• Written problem
Look over the lines below. Report each one that includes the string "digit".

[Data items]
※ ※ ※

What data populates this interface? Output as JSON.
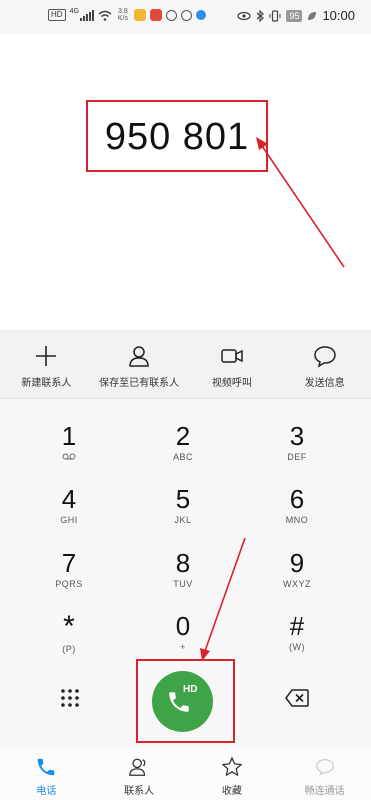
{
  "status_bar": {
    "hd_label": "HD",
    "network_label": "4G",
    "speed_value": "3.8",
    "speed_unit": "K/s",
    "battery": "95",
    "time": "10:00"
  },
  "dialer": {
    "number": "950 801"
  },
  "actions": [
    {
      "label": "新建联系人",
      "icon": "plus-icon"
    },
    {
      "label": "保存至已有联系人",
      "icon": "person-icon"
    },
    {
      "label": "视频呼叫",
      "icon": "video-camera-icon"
    },
    {
      "label": "发送信息",
      "icon": "message-bubble-icon"
    }
  ],
  "keypad": [
    {
      "digit": "1",
      "letters": ""
    },
    {
      "digit": "2",
      "letters": "ABC"
    },
    {
      "digit": "3",
      "letters": "DEF"
    },
    {
      "digit": "4",
      "letters": "GHI"
    },
    {
      "digit": "5",
      "letters": "JKL"
    },
    {
      "digit": "6",
      "letters": "MNO"
    },
    {
      "digit": "7",
      "letters": "PQRS"
    },
    {
      "digit": "8",
      "letters": "TUV"
    },
    {
      "digit": "9",
      "letters": "WXYZ"
    },
    {
      "digit": "*",
      "letters": "(P)"
    },
    {
      "digit": "0",
      "letters": "+"
    },
    {
      "digit": "#",
      "letters": "(W)"
    }
  ],
  "call": {
    "hd_label": "HD",
    "icon": "phone-icon"
  },
  "nav": [
    {
      "label": "电话",
      "icon": "phone-icon",
      "active": true
    },
    {
      "label": "联系人",
      "icon": "contacts-icon",
      "active": false
    },
    {
      "label": "收藏",
      "icon": "star-icon",
      "active": false
    },
    {
      "label": "畅连通话",
      "icon": "chat-call-icon",
      "active": false
    }
  ],
  "colors": {
    "accent": "#1a8ee6",
    "call_green": "#3fa447",
    "annotation_red": "#d9232a"
  }
}
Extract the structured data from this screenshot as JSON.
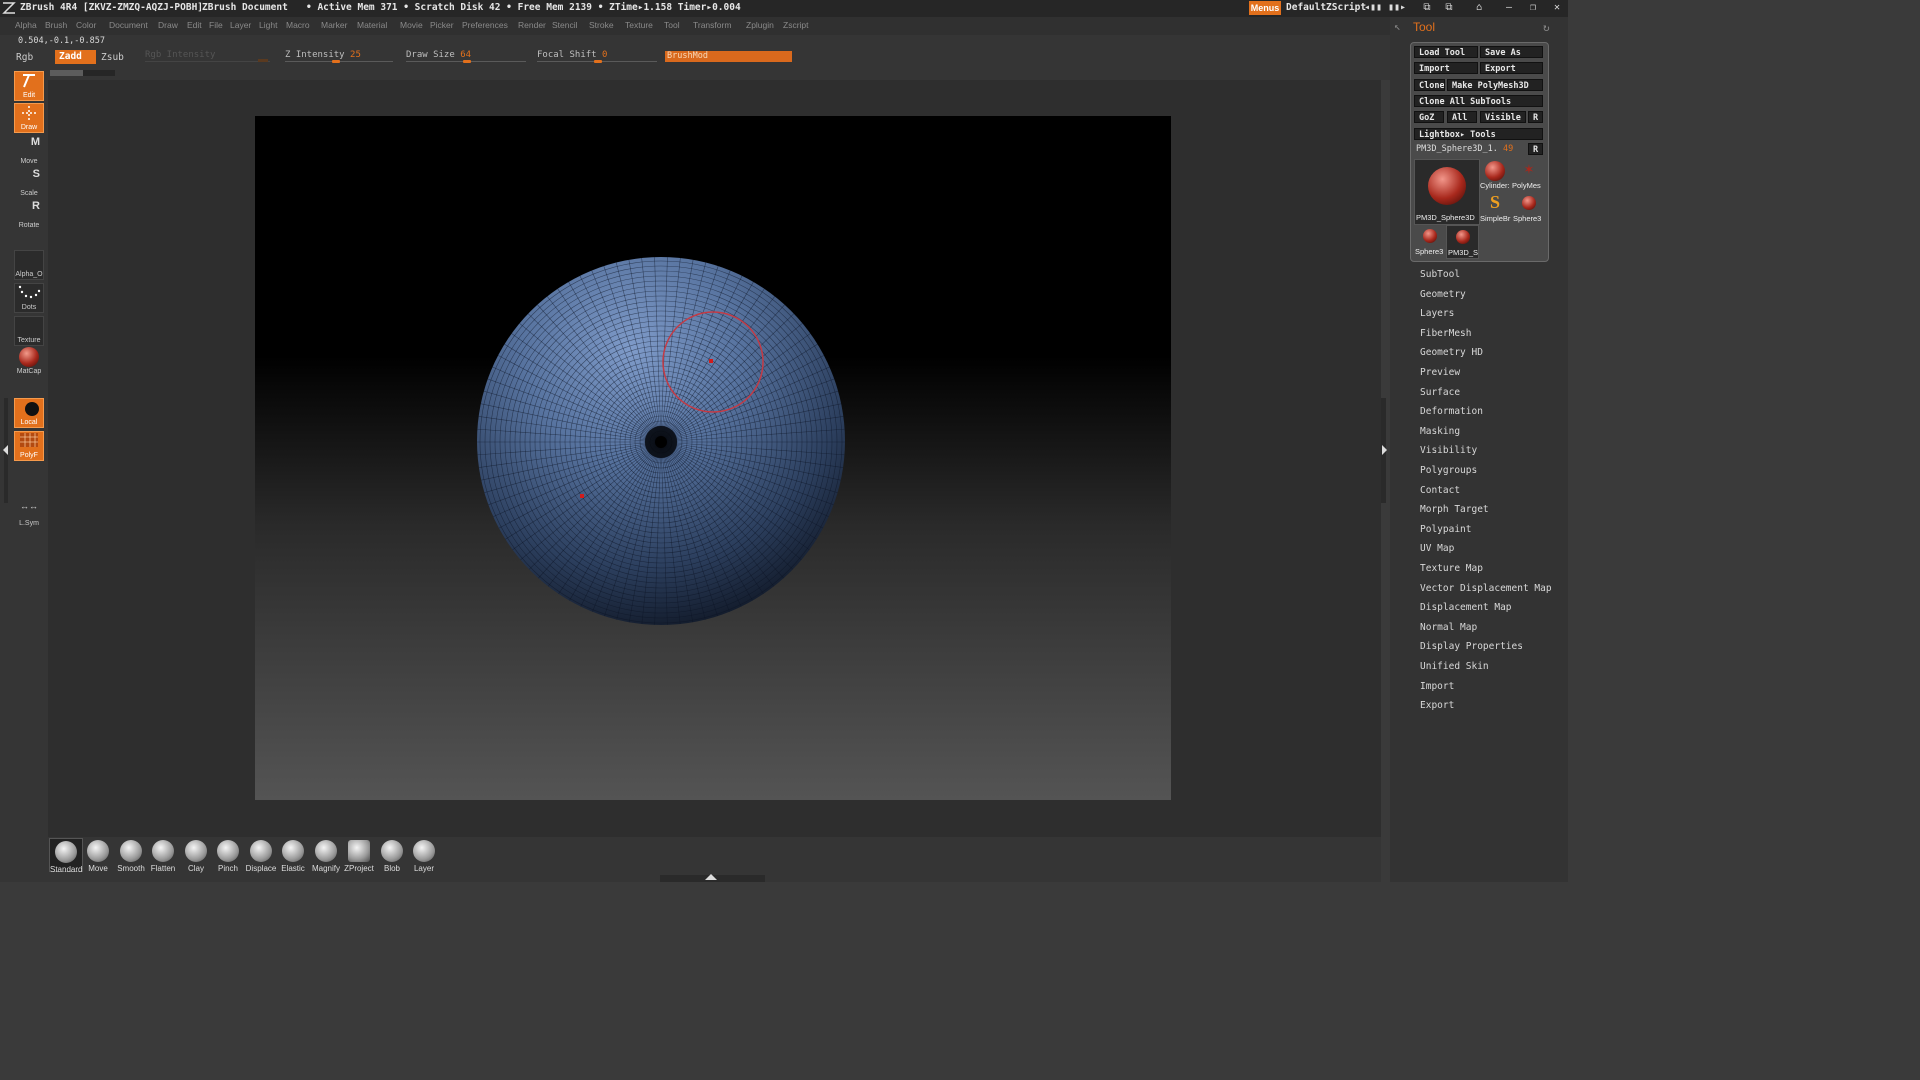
{
  "titlebar": {
    "app": "ZBrush 4R4 [ZKVZ-ZMZQ-AQZJ-POBH]",
    "document": "ZBrush Document",
    "stats": "• Active Mem 371 • Scratch Disk 42 • Free Mem 2139 • ZTime▸1.158 Timer▸0.004",
    "menus": "Menus",
    "script": "DefaultZScript"
  },
  "menubar": [
    "Alpha",
    "Brush",
    "Color",
    "Document",
    "Draw",
    "Edit",
    "File",
    "Layer",
    "Light",
    "Macro",
    "Marker",
    "Material",
    "Movie",
    "Picker",
    "Preferences",
    "Render",
    "Stencil",
    "Stroke",
    "Texture",
    "Tool",
    "Transform",
    "Zplugin",
    "Zscript"
  ],
  "toolbar": {
    "coords": "0.504,-0.1,-0.857",
    "rgb": "Rgb",
    "zadd": "Zadd",
    "zsub": "Zsub",
    "rgb_intensity": "Rgb Intensity",
    "z_intensity_label": "Z Intensity",
    "z_intensity": "25",
    "draw_size_label": "Draw Size",
    "draw_size": "64",
    "focal_shift_label": "Focal Shift",
    "focal_shift": "0",
    "brushmod": "BrushMod"
  },
  "leftshelf": {
    "edit": "Edit",
    "draw": "Draw",
    "move": "Move",
    "scale": "Scale",
    "rotate": "Rotate",
    "alpha": "Alpha_O",
    "dots": "Dots",
    "texture": "Texture",
    "matcap": "MatCap",
    "local": "Local",
    "polyf": "PolyF",
    "lsym": "L.Sym"
  },
  "tool": {
    "title": "Tool",
    "load_tool": "Load Tool",
    "save_as": "Save As",
    "import": "Import",
    "export": "Export",
    "clone": "Clone",
    "make_polymesh": "Make PolyMesh3D",
    "clone_all": "Clone All SubTools",
    "goz": "GoZ",
    "all": "All",
    "visible": "Visible",
    "r": "R",
    "lightbox": "Lightbox▸ Tools",
    "current_tool": "PM3D_Sphere3D_1.",
    "current_tool_num": "49",
    "thumbs": [
      "PM3D_Sphere3D",
      "Cylinder:",
      "PolyMes",
      "SimpleBr",
      "Sphere3",
      "Sphere3",
      "PM3D_S"
    ]
  },
  "tool_menu": [
    "SubTool",
    "Geometry",
    "Layers",
    "FiberMesh",
    "Geometry HD",
    "Preview",
    "Surface",
    "Deformation",
    "Masking",
    "Visibility",
    "Polygroups",
    "Contact",
    "Morph Target",
    "Polypaint",
    "UV Map",
    "Texture Map",
    "Vector Displacement Map",
    "Displacement Map",
    "Normal Map",
    "Display Properties",
    "Unified Skin",
    "Import",
    "Export"
  ],
  "brushes": [
    "Standard",
    "Move",
    "Smooth",
    "Flatten",
    "Clay",
    "Pinch",
    "Displace",
    "Elastic",
    "Magnify",
    "ZProject",
    "Blob",
    "Layer"
  ],
  "colors": {
    "accent": "#e2701c",
    "sphere": "#4d6a96"
  }
}
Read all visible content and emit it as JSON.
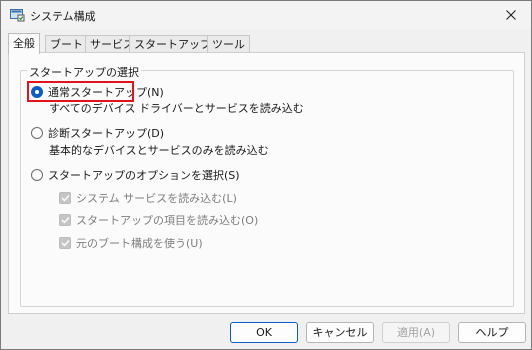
{
  "window": {
    "title": "システム構成"
  },
  "tabs": [
    {
      "label": "全般"
    },
    {
      "label": "ブート"
    },
    {
      "label": "サービス"
    },
    {
      "label": "スタートアップ"
    },
    {
      "label": "ツール"
    }
  ],
  "general": {
    "group_title": "スタートアップの選択",
    "normal": {
      "label": "通常スタートアップ(N)",
      "description": "すべてのデバイス ドライバーとサービスを読み込む",
      "selected": true
    },
    "diagnostic": {
      "label": "診断スタートアップ(D)",
      "description": "基本的なデバイスとサービスのみを読み込む",
      "selected": false
    },
    "selective": {
      "label": "スタートアップのオプションを選択(S)",
      "selected": false,
      "options": [
        {
          "label": "システム サービスを読み込む(L)",
          "checked": true,
          "enabled": false
        },
        {
          "label": "スタートアップの項目を読み込む(O)",
          "checked": true,
          "enabled": false
        },
        {
          "label": "元のブート構成を使う(U)",
          "checked": true,
          "enabled": false
        }
      ]
    }
  },
  "buttons": {
    "ok": "OK",
    "cancel": "キャンセル",
    "apply": "適用(A)",
    "help": "ヘルプ"
  },
  "colors": {
    "accent": "#0f5cc0",
    "highlight_box": "#e1141e"
  }
}
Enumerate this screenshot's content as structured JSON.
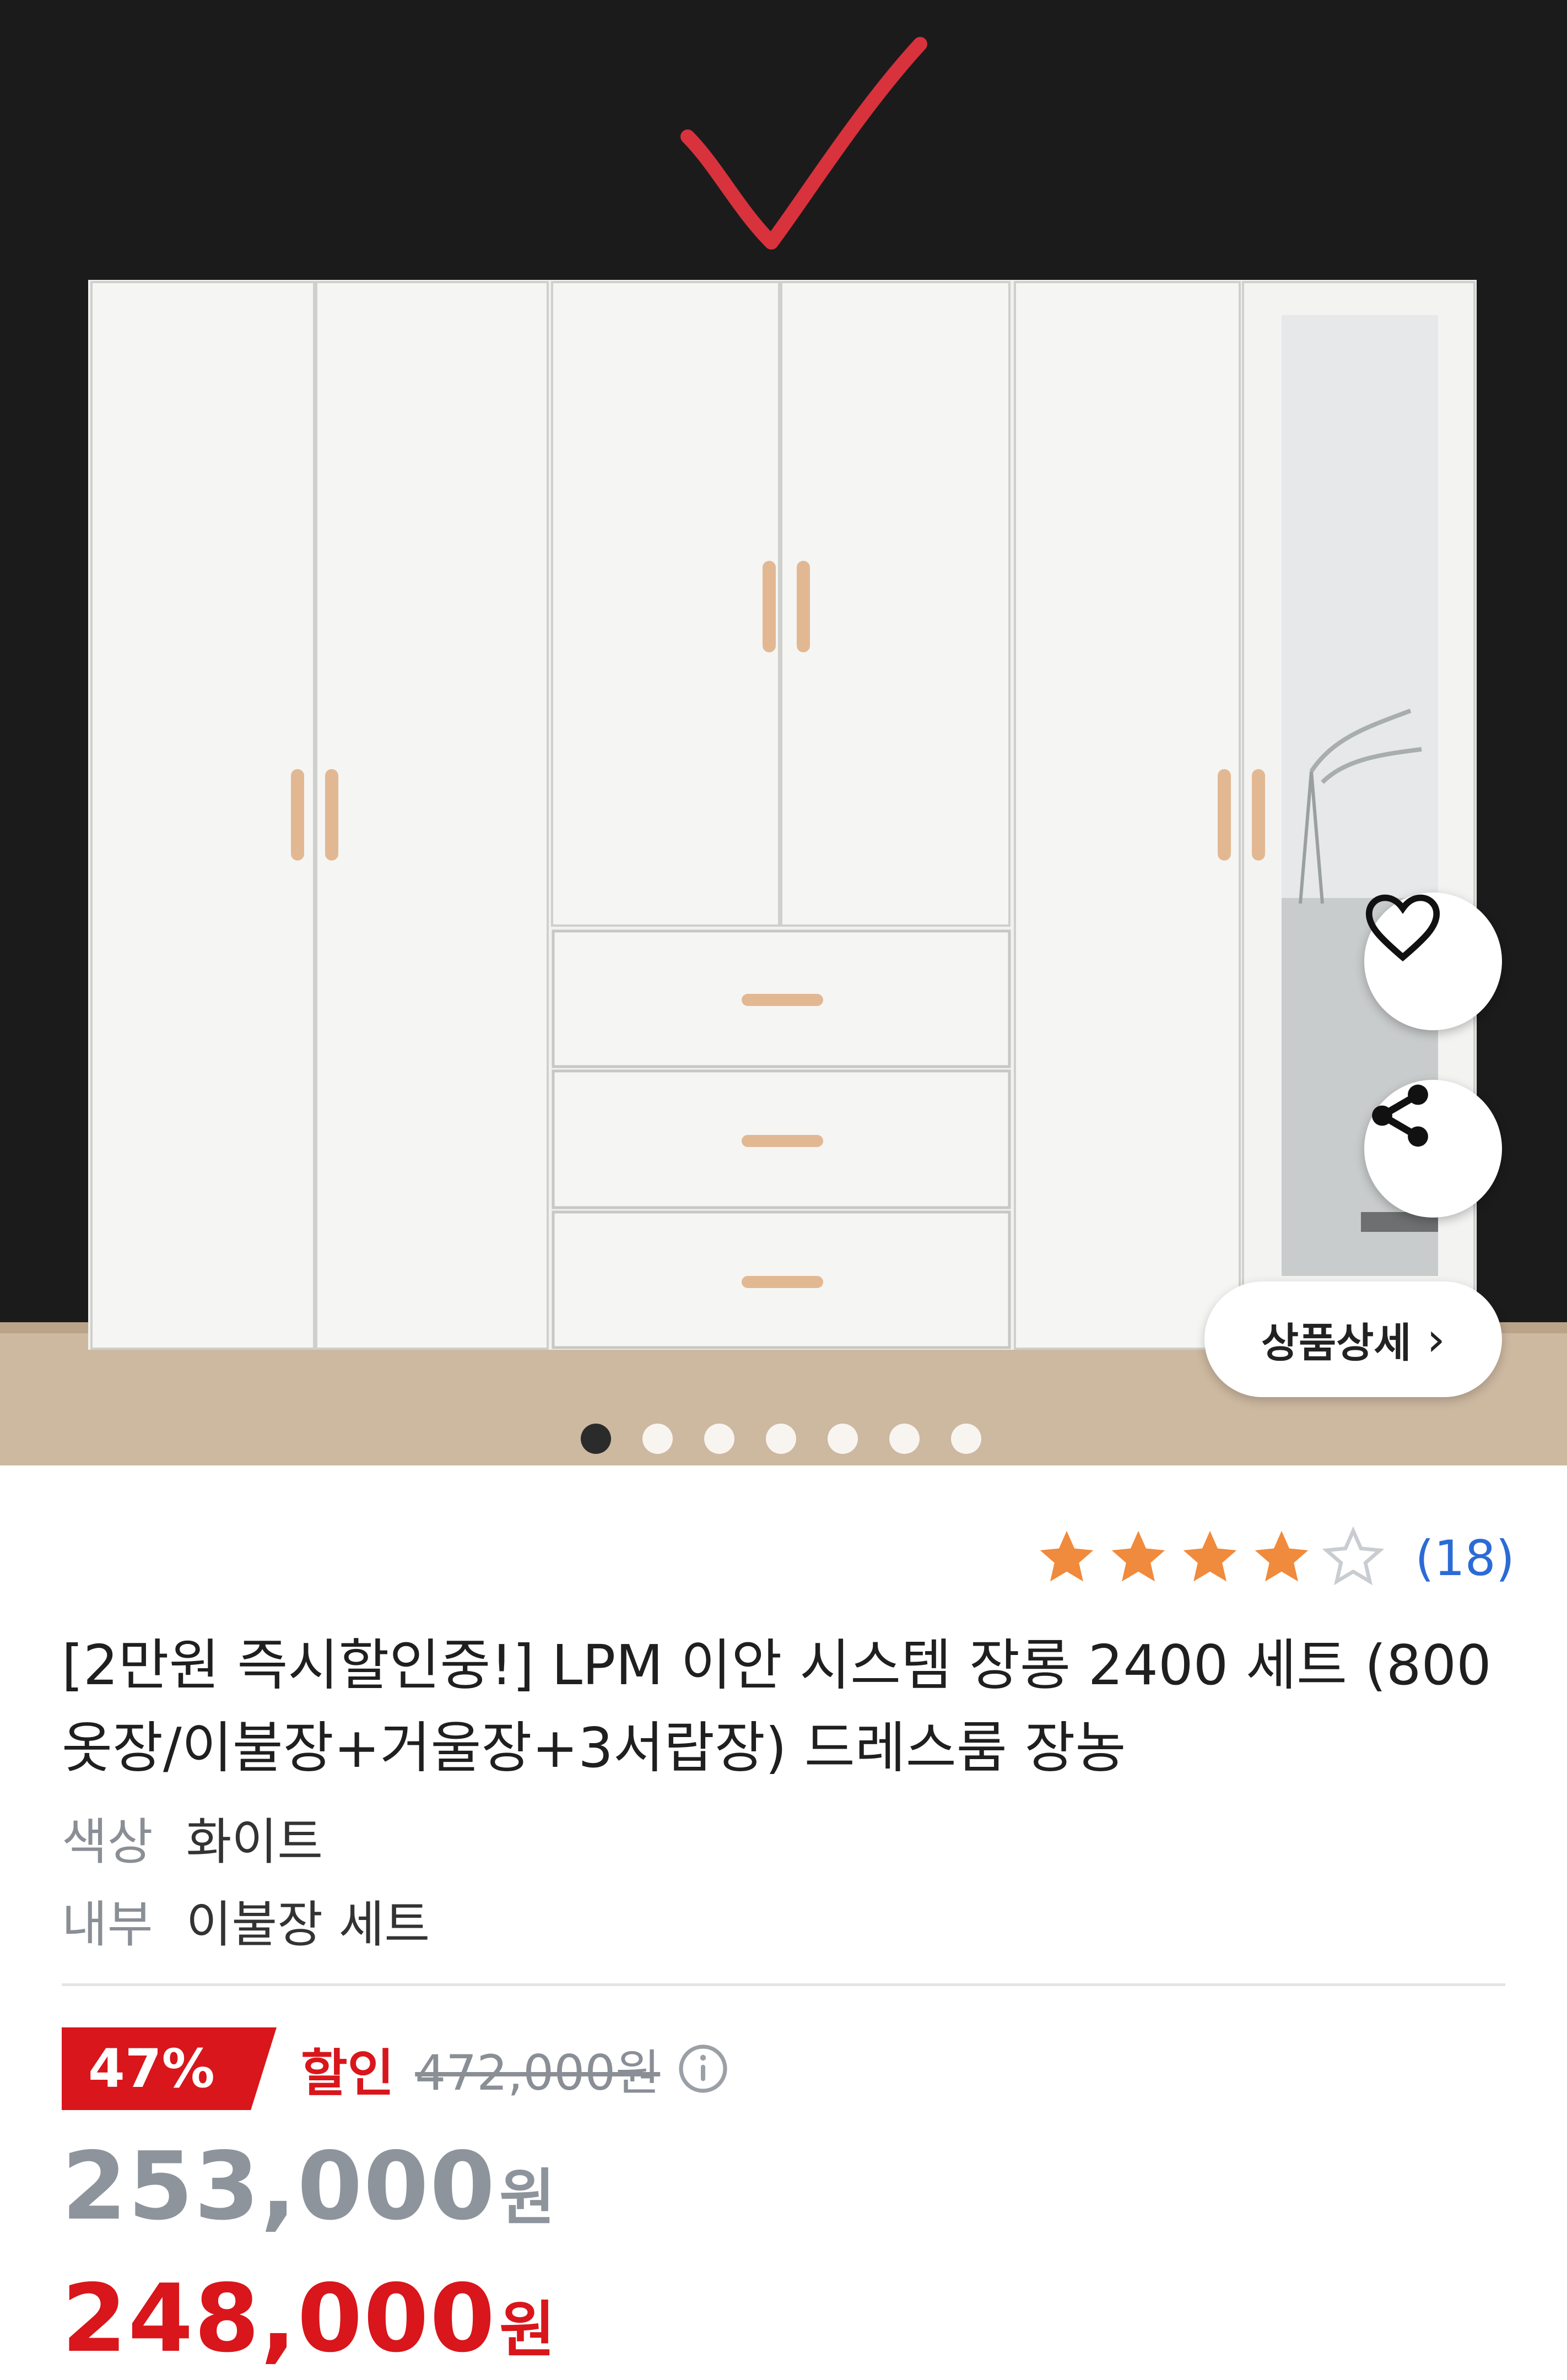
{
  "product_image": {
    "carousel": {
      "total": 7,
      "active_index": 0
    }
  },
  "actions": {
    "wish_icon": "heart-icon",
    "share_icon": "share-icon",
    "detail_label": "상품상세",
    "detail_chevron": "›"
  },
  "rating": {
    "stars_filled": 4,
    "stars_total": 5,
    "review_count": "(18)"
  },
  "product": {
    "title": "[2만원 즉시할인중!] LPM 이안 시스템 장롱 2400 세트 (800옷장/이불장+거울장+3서랍장) 드레스룸 장농"
  },
  "options": [
    {
      "label": "색상",
      "value": "화이트"
    },
    {
      "label": "내부",
      "value": "이불장 세트"
    }
  ],
  "pricing": {
    "discount_rate": "47%",
    "discount_word": "할인",
    "original_price": "472,000원",
    "price": "253,000",
    "price_currency": "원",
    "final_price": "248,000",
    "final_currency": "원"
  },
  "colors": {
    "accent_red": "#d8161b",
    "link_blue": "#2b6bd6",
    "star_orange": "#f08a3c"
  }
}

※ ※ ※

• Response
      "digit": "1",
      "digit": "2",
      "digit": "3",
      "digit": "4",
      "digit": "5",
      "digit": "6",
      "digit": "7",
      "digit": "8",
      "digit": "9",
      "digit": "*",
      "digit": "0",
      "digit": "#",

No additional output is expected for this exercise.